* begin *

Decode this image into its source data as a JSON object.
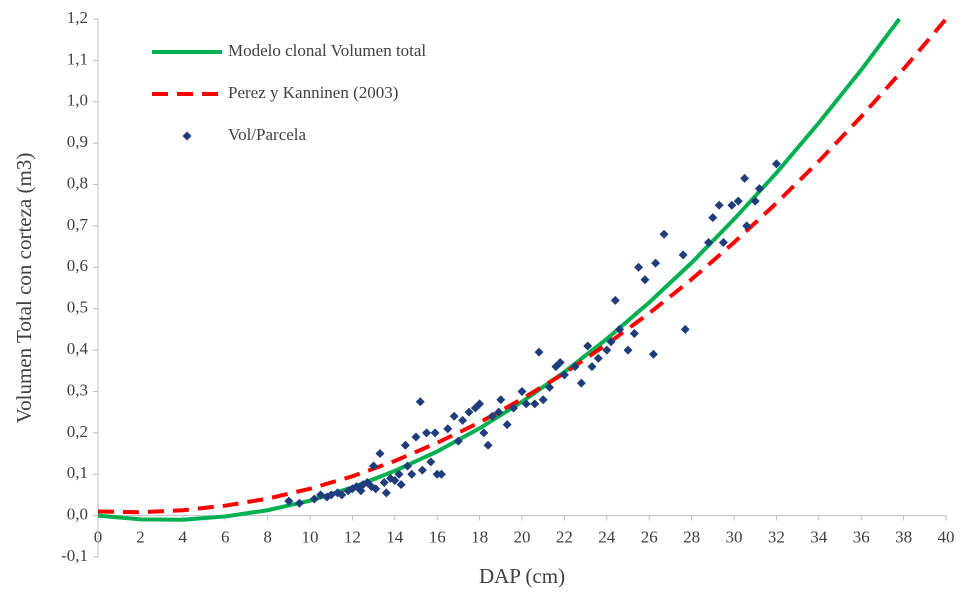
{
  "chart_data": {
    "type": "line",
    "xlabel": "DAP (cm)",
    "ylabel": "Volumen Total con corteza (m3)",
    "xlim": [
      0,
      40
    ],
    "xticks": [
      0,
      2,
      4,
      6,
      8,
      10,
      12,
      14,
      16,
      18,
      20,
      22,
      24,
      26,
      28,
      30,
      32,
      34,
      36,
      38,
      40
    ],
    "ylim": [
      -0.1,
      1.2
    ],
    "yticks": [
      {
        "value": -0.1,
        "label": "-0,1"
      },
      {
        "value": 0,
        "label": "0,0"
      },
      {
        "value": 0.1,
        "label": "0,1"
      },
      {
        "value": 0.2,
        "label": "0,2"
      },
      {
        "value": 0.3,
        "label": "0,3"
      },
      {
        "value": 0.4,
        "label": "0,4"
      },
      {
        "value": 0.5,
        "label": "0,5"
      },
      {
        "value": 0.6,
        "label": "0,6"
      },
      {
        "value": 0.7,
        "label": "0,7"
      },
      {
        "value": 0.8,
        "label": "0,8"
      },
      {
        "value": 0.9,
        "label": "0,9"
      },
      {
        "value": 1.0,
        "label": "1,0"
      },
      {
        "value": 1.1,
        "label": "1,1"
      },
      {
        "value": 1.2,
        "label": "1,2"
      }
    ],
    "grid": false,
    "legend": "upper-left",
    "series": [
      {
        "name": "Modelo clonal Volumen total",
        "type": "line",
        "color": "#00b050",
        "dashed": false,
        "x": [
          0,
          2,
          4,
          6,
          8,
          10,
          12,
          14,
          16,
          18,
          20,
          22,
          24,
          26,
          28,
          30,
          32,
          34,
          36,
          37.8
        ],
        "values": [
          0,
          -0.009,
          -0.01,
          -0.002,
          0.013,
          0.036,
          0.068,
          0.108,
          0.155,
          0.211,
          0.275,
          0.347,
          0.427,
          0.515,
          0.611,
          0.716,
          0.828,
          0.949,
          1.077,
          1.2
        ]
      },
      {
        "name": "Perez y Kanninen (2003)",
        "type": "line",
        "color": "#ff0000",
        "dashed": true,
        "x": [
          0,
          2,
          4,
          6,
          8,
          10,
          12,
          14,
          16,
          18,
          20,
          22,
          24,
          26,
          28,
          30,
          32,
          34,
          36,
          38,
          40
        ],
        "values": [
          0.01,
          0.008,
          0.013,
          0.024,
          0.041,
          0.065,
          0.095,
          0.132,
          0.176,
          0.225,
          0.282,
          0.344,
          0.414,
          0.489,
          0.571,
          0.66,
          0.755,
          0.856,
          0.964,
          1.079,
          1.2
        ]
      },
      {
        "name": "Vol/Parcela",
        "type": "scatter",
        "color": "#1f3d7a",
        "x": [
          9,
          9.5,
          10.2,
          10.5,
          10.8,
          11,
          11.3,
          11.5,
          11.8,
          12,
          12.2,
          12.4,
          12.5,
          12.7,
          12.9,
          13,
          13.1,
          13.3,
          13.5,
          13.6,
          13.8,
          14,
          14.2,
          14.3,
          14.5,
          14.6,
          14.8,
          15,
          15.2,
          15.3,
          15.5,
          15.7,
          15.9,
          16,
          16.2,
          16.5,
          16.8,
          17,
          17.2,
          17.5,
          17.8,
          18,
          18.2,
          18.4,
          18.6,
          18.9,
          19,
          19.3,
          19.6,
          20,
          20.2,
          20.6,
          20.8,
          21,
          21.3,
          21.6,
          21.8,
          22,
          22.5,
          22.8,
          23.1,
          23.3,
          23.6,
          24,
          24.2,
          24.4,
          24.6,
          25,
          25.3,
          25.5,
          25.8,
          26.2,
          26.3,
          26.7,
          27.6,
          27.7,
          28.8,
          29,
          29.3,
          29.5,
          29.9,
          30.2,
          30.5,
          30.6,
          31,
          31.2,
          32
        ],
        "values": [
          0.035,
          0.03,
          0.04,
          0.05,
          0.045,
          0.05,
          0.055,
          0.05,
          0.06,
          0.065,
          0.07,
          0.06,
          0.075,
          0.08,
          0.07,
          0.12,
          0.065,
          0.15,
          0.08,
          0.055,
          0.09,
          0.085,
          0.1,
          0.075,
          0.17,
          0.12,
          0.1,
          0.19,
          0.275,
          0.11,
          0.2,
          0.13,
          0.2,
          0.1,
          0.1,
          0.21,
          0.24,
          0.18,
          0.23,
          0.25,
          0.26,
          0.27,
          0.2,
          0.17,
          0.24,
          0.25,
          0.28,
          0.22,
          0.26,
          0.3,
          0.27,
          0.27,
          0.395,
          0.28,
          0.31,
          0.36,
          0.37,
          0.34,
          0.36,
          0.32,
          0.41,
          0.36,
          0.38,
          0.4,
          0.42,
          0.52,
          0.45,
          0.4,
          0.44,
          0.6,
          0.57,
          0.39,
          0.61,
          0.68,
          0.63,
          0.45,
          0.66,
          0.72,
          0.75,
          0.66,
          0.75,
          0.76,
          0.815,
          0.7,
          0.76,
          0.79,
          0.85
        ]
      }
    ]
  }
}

* end *
* begin *

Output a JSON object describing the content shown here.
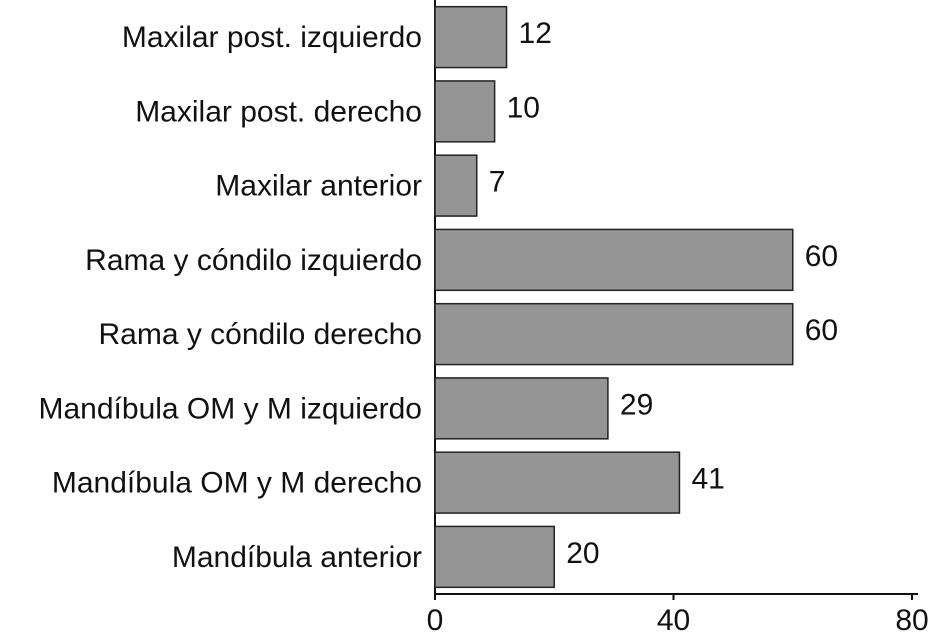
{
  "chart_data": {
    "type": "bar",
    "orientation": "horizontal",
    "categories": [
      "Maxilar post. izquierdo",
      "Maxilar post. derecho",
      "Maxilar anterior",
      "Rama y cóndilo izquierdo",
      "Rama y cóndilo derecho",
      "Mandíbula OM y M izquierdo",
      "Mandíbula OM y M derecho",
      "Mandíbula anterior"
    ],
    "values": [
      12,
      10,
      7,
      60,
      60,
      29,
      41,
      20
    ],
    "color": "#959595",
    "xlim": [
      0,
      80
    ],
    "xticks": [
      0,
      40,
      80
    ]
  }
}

* end *

--- Problem statement ---
Only the number is required: the count of lines containing the word "Volumen".

--- Answer in full ---
2